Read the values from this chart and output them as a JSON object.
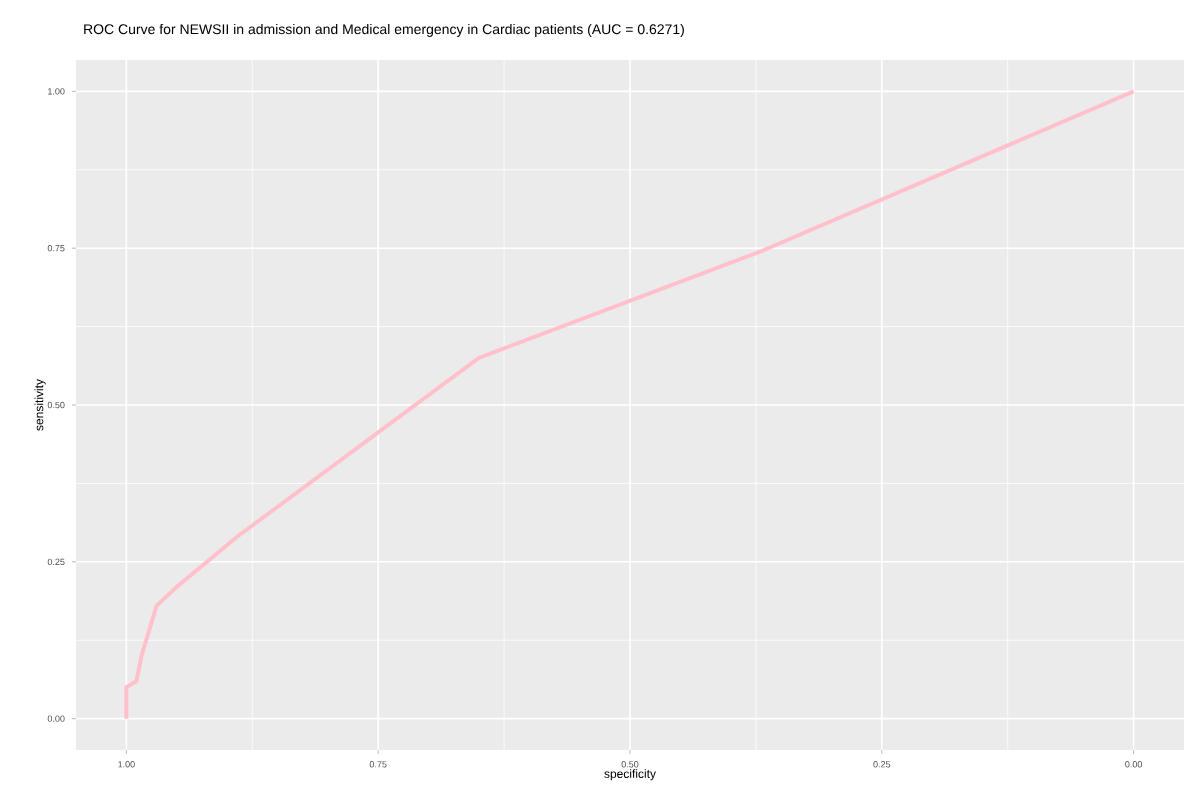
{
  "chart_data": {
    "type": "line",
    "title": "ROC Curve for NEWSII in admission and Medical emergency in Cardiac patients (AUC = 0.6271)",
    "xlabel": "specificity",
    "ylabel": "sensitivity",
    "series": [
      {
        "color": "#ffc0cb",
        "x": [
          1.0,
          1.0,
          0.99,
          0.985,
          0.97,
          0.95,
          0.89,
          0.65,
          0.37,
          0.0
        ],
        "values": [
          0.0,
          0.05,
          0.06,
          0.1,
          0.18,
          0.21,
          0.29,
          0.575,
          0.745,
          1.0
        ]
      }
    ],
    "xlim": [
      1.05,
      -0.05
    ],
    "ylim": [
      -0.05,
      1.05
    ],
    "xticks": [
      {
        "value": 1.0,
        "label": "1.00"
      },
      {
        "value": 0.75,
        "label": "0.75"
      },
      {
        "value": 0.5,
        "label": "0.50"
      },
      {
        "value": 0.25,
        "label": "0.25"
      },
      {
        "value": 0.0,
        "label": "0.00"
      }
    ],
    "yticks": [
      {
        "value": 0.0,
        "label": "0.00"
      },
      {
        "value": 0.25,
        "label": "0.25"
      },
      {
        "value": 0.5,
        "label": "0.50"
      },
      {
        "value": 0.75,
        "label": "0.75"
      },
      {
        "value": 1.0,
        "label": "1.00"
      }
    ],
    "grid": true
  }
}
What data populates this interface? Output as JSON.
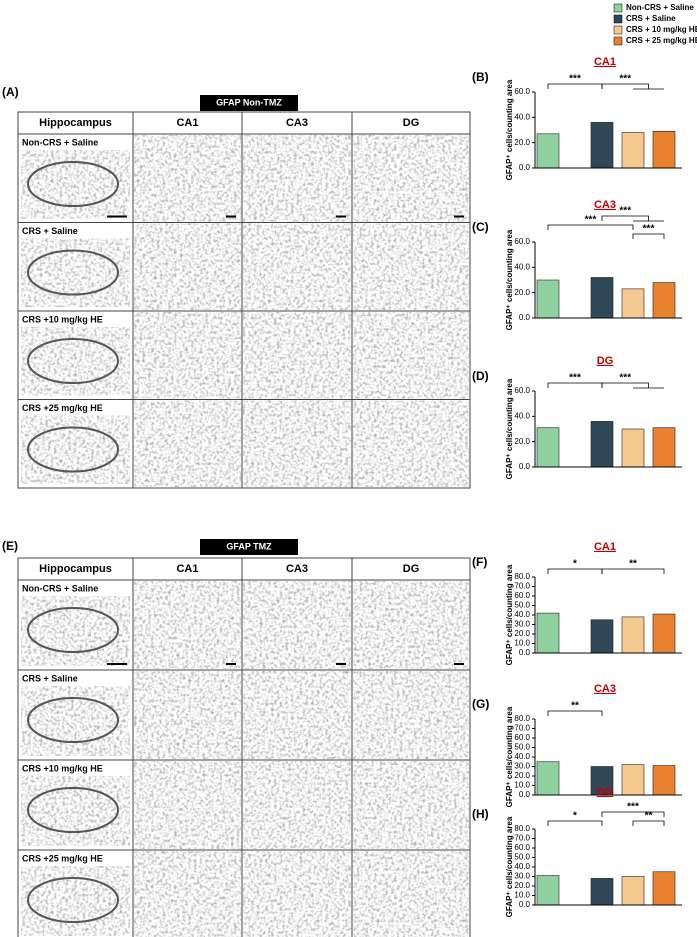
{
  "legend": [
    {
      "name": "Non-CRS + Saline",
      "color": "#8fd19e"
    },
    {
      "name": "CRS + Saline",
      "color": "#2f4858"
    },
    {
      "name": "CRS + 10 mg/kg HE",
      "color": "#f5c98f"
    },
    {
      "name": "CRS + 25 mg/kg HE",
      "color": "#e8822e"
    }
  ],
  "figures": [
    {
      "panel": "(A)",
      "title": "GFAP Non-TMZ",
      "columns": [
        "Hippocampus",
        "CA1",
        "CA3",
        "DG"
      ],
      "rows": [
        "Non-CRS + Saline",
        "CRS + Saline",
        "CRS +10 mg/kg HE",
        "CRS +25 mg/kg HE"
      ]
    },
    {
      "panel": "(E)",
      "title": "GFAP TMZ",
      "columns": [
        "Hippocampus",
        "CA1",
        "CA3",
        "DG"
      ],
      "rows": [
        "Non-CRS + Saline",
        "CRS + Saline",
        "CRS +10 mg/kg HE",
        "CRS +25 mg/kg HE"
      ]
    }
  ],
  "chart_data": [
    {
      "type": "bar",
      "panel": "(B)",
      "title": "CA1",
      "y_label": "GFAP⁺ cells/counting area",
      "categories": [
        null,
        null,
        null,
        null
      ],
      "values": [
        27,
        36,
        28,
        29
      ],
      "ylim": [
        0,
        60
      ],
      "yticks": [
        {
          "value": 0,
          "label": "0.0"
        },
        {
          "value": 20,
          "label": "20.0"
        },
        {
          "value": 40,
          "label": "40.0"
        },
        {
          "value": 60,
          "label": "60.0"
        }
      ],
      "annotations": [
        "***",
        "***"
      ]
    },
    {
      "type": "bar",
      "panel": "(C)",
      "title": "CA3",
      "y_label": "GFAP⁺ cells/counting area",
      "categories": [
        null,
        null,
        null,
        null
      ],
      "values": [
        30,
        32,
        23,
        28
      ],
      "ylim": [
        0,
        60
      ],
      "yticks": [
        {
          "value": 0,
          "label": "0.0"
        },
        {
          "value": 20,
          "label": "20.0"
        },
        {
          "value": 40,
          "label": "40.0"
        },
        {
          "value": 60,
          "label": "60.0"
        }
      ],
      "annotations": [
        "***",
        "***",
        "***"
      ]
    },
    {
      "type": "bar",
      "panel": "(D)",
      "title": "DG",
      "y_label": "GFAP⁺ cells/counting area",
      "categories": [
        null,
        null,
        null,
        null
      ],
      "values": [
        31,
        36,
        30,
        31
      ],
      "ylim": [
        0,
        60
      ],
      "yticks": [
        {
          "value": 0,
          "label": "0.0"
        },
        {
          "value": 20,
          "label": "20.0"
        },
        {
          "value": 40,
          "label": "40.0"
        },
        {
          "value": 60,
          "label": "60.0"
        }
      ],
      "annotations": [
        "***",
        "***"
      ]
    },
    {
      "type": "bar",
      "panel": "(F)",
      "title": "CA1",
      "y_label": "GFAP⁺ cells/counting area",
      "categories": [
        null,
        null,
        null,
        null
      ],
      "values": [
        42,
        35,
        38,
        41
      ],
      "ylim": [
        0,
        80
      ],
      "yticks": [
        {
          "value": 0,
          "label": "0.0"
        },
        {
          "value": 10,
          "label": "10.0"
        },
        {
          "value": 20,
          "label": "20.0"
        },
        {
          "value": 30,
          "label": "30.0"
        },
        {
          "value": 40,
          "label": "40.0"
        },
        {
          "value": 50,
          "label": "50.0"
        },
        {
          "value": 60,
          "label": "60.0"
        },
        {
          "value": 70,
          "label": "70.0"
        },
        {
          "value": 80,
          "label": "80.0"
        }
      ],
      "annotations": [
        "*",
        "**"
      ]
    },
    {
      "type": "bar",
      "panel": "(G)",
      "title": "CA3",
      "y_label": "GFAP⁺ cells/counting area",
      "categories": [
        null,
        null,
        null,
        null
      ],
      "values": [
        35,
        30,
        32,
        31
      ],
      "ylim": [
        0,
        80
      ],
      "yticks": [
        {
          "value": 0,
          "label": "0.0"
        },
        {
          "value": 10,
          "label": "10.0"
        },
        {
          "value": 20,
          "label": "20.0"
        },
        {
          "value": 30,
          "label": "30.0"
        },
        {
          "value": 40,
          "label": "40.0"
        },
        {
          "value": 50,
          "label": "50.0"
        },
        {
          "value": 60,
          "label": "60.0"
        },
        {
          "value": 70,
          "label": "70.0"
        },
        {
          "value": 80,
          "label": "80.0"
        }
      ],
      "annotations": [
        "**"
      ]
    },
    {
      "type": "bar",
      "panel": "(H)",
      "title": "DG",
      "y_label": "GFAP⁺ cells/counting area",
      "categories": [
        null,
        null,
        null,
        null
      ],
      "values": [
        31,
        28,
        30,
        35
      ],
      "ylim": [
        0,
        80
      ],
      "yticks": [
        {
          "value": 0,
          "label": "0.0"
        },
        {
          "value": 10,
          "label": "10.0"
        },
        {
          "value": 20,
          "label": "20.0"
        },
        {
          "value": 30,
          "label": "30.0"
        },
        {
          "value": 40,
          "label": "40.0"
        },
        {
          "value": 50,
          "label": "50.0"
        },
        {
          "value": 60,
          "label": "60.0"
        },
        {
          "value": 70,
          "label": "70.0"
        },
        {
          "value": 80,
          "label": "80.0"
        }
      ],
      "annotations": [
        "*",
        "***",
        "**"
      ]
    }
  ]
}
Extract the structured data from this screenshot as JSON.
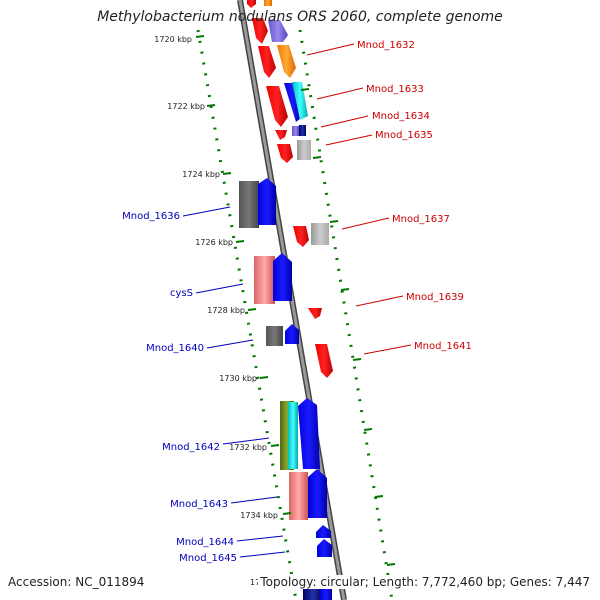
{
  "header": {
    "title": "Methylobacterium nodulans ORS 2060, complete genome"
  },
  "footer": {
    "accession": "Accession: NC_011894",
    "topology": "Topology: circular; Length: 7,772,460 bp; Genes: 7,447",
    "clipped_label": "17"
  },
  "colors": {
    "forward_label": "#cc0000",
    "reverse_label": "#0000bb",
    "scale_tick": "#007700",
    "backbone": "#888888"
  },
  "scale": {
    "unit": "kbp",
    "ticks": [
      "1720 kbp",
      "1722 kbp",
      "1724 kbp",
      "1726 kbp",
      "1728 kbp",
      "1730 kbp",
      "1732 kbp",
      "1734 kbp"
    ]
  },
  "genes": {
    "forward": [
      "Mnod_1632",
      "Mnod_1633",
      "Mnod_1634",
      "Mnod_1635",
      "Mnod_1637",
      "Mnod_1639",
      "Mnod_1641"
    ],
    "reverse": [
      "Mnod_1636",
      "cysS",
      "Mnod_1640",
      "Mnod_1642",
      "Mnod_1643",
      "Mnod_1644",
      "Mnod_1645"
    ]
  }
}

Problem to solve –
Note how many lines of the records contain the string "title", and give that number with nothing added.

Answer to this task –
10